-- Exercise prompt --
Locate the lines that hold the string "rank". Copy every such line.

Data entries for graphics:
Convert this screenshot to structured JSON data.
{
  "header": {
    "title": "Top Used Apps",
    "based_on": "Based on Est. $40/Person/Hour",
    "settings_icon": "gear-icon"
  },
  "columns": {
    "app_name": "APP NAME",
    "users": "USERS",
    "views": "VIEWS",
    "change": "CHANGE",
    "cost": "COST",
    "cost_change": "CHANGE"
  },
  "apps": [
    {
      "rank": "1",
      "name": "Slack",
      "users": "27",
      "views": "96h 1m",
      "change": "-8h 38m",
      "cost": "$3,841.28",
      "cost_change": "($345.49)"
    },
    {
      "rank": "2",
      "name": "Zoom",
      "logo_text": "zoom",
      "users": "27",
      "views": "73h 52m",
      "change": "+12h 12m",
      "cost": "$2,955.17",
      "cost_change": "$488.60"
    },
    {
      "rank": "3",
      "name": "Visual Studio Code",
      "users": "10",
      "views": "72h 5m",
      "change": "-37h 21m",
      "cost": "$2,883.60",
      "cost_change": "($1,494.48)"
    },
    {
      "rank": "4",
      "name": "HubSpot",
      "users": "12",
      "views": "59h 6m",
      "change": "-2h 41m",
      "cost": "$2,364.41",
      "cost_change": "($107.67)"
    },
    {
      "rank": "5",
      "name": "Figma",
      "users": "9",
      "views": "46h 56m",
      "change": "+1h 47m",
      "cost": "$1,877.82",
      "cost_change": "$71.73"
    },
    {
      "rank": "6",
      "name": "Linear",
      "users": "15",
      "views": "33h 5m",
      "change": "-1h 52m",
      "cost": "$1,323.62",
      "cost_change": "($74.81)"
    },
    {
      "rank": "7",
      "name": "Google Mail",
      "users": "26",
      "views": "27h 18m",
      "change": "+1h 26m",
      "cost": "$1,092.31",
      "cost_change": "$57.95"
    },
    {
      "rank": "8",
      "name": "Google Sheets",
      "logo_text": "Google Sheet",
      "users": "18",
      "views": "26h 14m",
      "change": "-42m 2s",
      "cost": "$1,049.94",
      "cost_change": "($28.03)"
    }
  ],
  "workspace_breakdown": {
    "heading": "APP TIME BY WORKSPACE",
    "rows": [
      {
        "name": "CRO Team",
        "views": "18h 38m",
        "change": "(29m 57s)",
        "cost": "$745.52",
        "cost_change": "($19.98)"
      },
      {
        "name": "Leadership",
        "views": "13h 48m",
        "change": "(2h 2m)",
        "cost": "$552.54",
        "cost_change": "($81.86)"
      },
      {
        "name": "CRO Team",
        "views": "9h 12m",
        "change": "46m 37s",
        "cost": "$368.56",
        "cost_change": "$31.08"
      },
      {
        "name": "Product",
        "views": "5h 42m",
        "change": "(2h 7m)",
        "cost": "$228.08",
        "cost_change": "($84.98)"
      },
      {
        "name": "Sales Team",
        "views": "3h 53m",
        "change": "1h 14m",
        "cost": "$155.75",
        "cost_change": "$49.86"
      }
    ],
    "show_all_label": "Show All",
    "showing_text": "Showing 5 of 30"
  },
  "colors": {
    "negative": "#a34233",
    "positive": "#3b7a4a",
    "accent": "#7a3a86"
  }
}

-- Task output --
      "rank": "1",
      "rank": "2",
      "rank": "3",
      "rank": "4",
      "rank": "5",
      "rank": "6",
      "rank": "7",
      "rank": "8",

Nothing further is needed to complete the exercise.